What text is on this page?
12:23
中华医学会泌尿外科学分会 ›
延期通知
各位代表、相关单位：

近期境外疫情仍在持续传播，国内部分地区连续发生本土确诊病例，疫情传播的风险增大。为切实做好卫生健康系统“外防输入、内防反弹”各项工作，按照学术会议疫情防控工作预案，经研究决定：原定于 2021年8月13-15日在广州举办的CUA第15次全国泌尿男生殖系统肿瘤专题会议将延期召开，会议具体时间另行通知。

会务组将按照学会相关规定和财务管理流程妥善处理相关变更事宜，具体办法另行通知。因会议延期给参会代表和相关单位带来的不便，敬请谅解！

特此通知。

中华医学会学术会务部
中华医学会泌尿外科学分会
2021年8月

··········

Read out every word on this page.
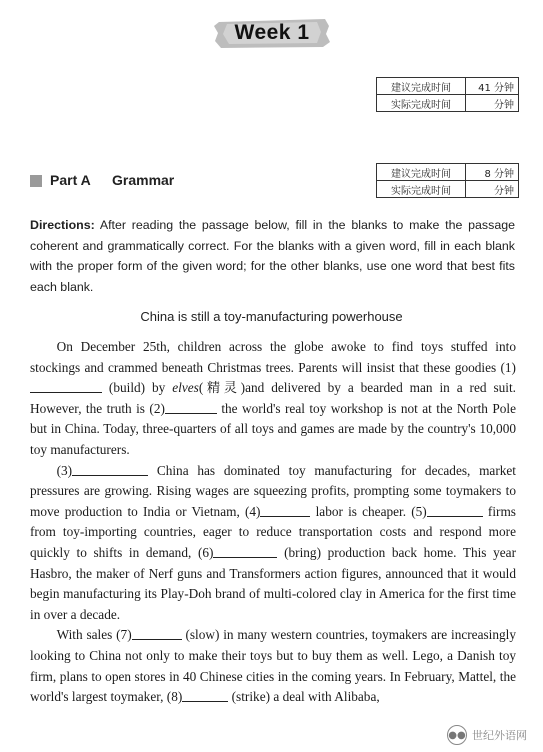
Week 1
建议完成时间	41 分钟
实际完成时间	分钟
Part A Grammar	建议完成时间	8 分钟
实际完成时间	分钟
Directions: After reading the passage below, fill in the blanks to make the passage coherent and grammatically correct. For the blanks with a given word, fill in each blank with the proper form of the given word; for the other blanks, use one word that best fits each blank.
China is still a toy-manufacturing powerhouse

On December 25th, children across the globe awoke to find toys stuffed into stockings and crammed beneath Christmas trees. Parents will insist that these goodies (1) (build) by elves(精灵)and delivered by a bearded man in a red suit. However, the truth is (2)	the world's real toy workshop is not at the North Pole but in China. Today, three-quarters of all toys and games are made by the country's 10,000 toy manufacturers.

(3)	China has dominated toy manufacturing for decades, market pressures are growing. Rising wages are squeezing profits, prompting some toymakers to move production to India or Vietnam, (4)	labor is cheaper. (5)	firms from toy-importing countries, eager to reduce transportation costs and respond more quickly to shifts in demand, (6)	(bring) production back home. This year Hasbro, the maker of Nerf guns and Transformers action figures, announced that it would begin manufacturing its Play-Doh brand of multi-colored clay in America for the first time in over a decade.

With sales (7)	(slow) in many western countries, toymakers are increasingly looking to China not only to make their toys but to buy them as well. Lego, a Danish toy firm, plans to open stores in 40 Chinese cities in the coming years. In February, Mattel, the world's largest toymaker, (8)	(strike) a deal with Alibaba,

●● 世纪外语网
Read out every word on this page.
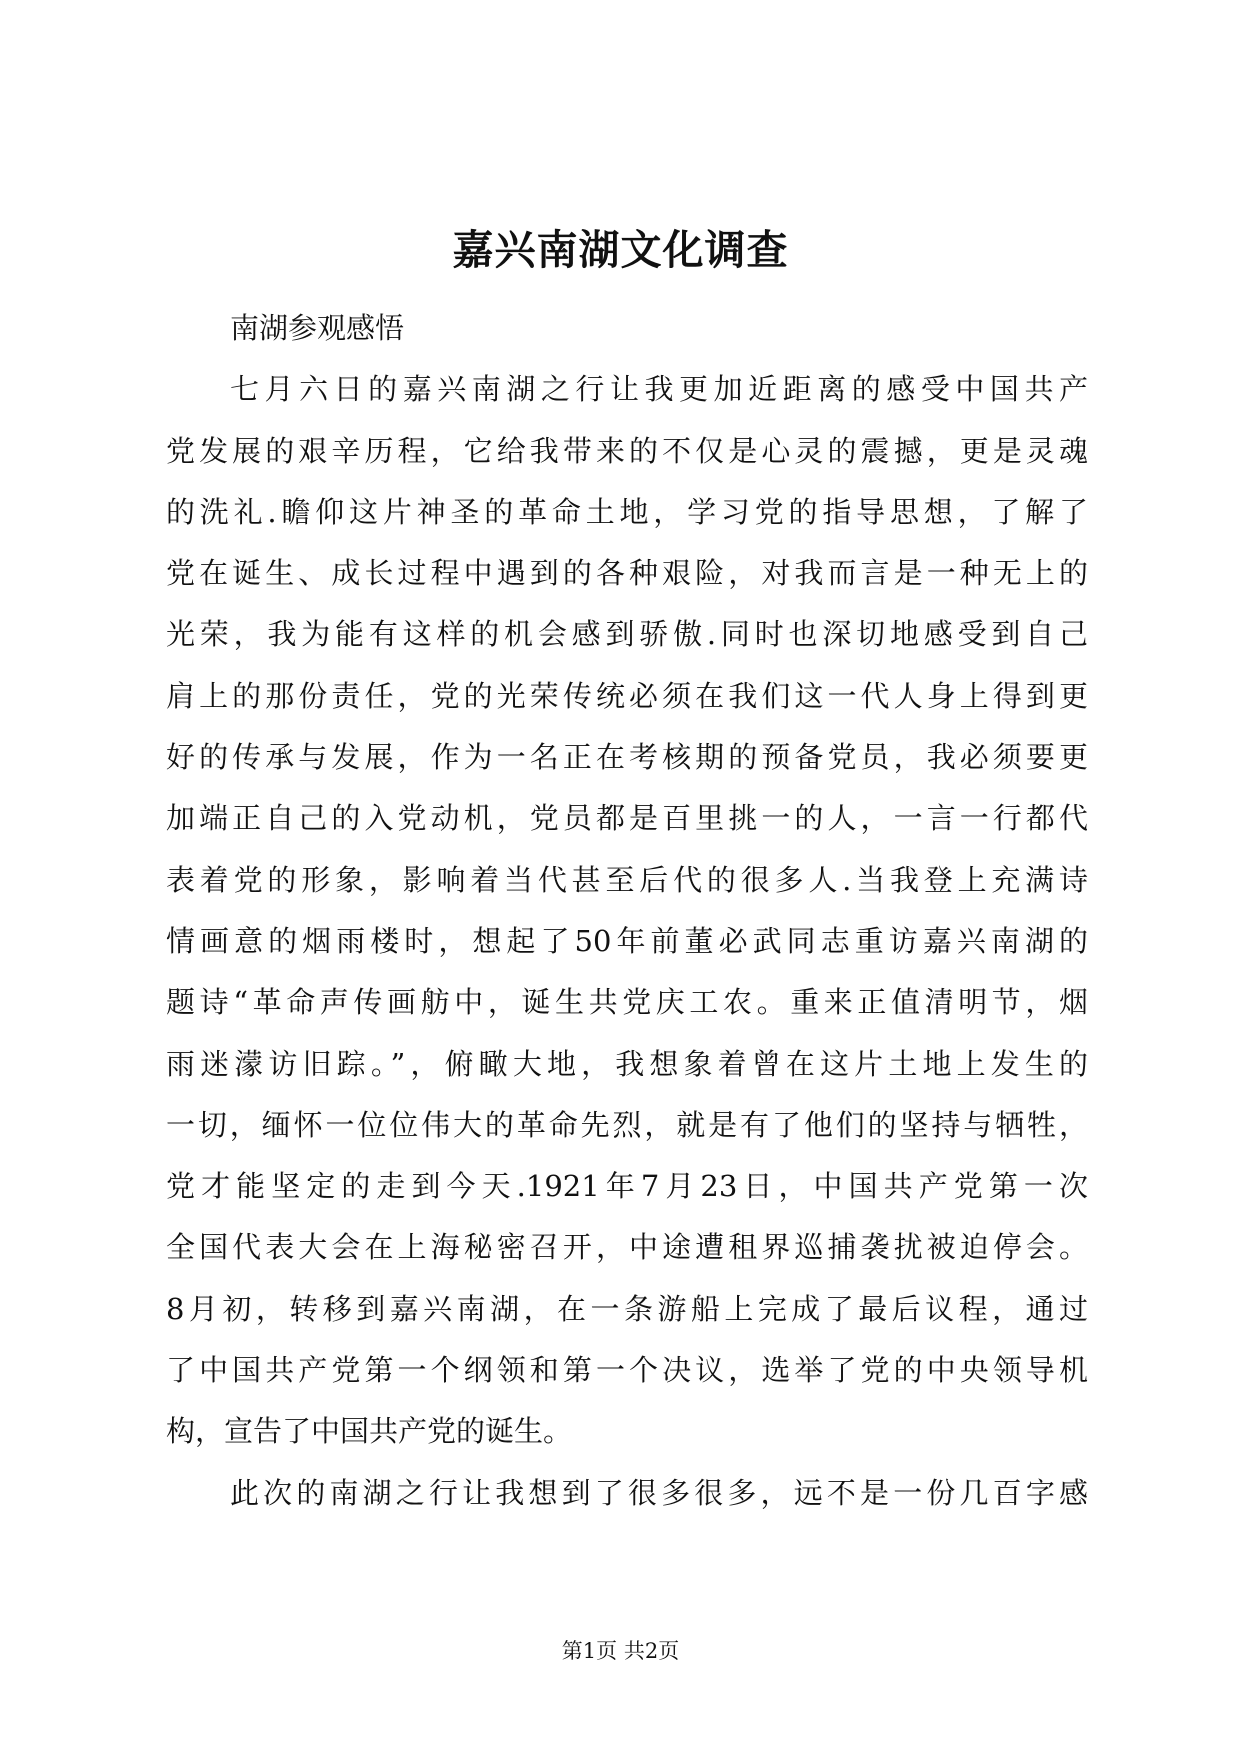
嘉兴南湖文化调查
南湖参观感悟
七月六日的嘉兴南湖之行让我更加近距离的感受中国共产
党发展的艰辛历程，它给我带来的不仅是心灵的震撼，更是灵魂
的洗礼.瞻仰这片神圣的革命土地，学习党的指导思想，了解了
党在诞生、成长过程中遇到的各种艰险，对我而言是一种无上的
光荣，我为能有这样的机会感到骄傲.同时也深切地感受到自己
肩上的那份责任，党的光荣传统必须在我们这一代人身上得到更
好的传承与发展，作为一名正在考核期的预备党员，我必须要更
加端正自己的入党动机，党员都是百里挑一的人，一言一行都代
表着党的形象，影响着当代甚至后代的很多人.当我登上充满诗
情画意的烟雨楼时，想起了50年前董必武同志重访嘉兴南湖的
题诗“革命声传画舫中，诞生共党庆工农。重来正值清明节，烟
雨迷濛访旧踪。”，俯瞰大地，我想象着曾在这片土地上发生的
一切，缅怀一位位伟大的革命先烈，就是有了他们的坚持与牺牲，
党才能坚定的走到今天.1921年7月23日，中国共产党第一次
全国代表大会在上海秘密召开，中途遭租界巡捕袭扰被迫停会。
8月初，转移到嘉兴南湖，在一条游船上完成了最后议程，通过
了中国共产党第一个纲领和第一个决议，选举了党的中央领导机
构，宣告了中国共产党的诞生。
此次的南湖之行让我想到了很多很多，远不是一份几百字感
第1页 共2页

··········

--- Problem to work on ---
Search the entries for the string "建议完成时间" and collect each line that has it.

--- Output for this exercise ---
建议完成时间	41 分钟
Part A Grammar	建议完成时间	8 分钟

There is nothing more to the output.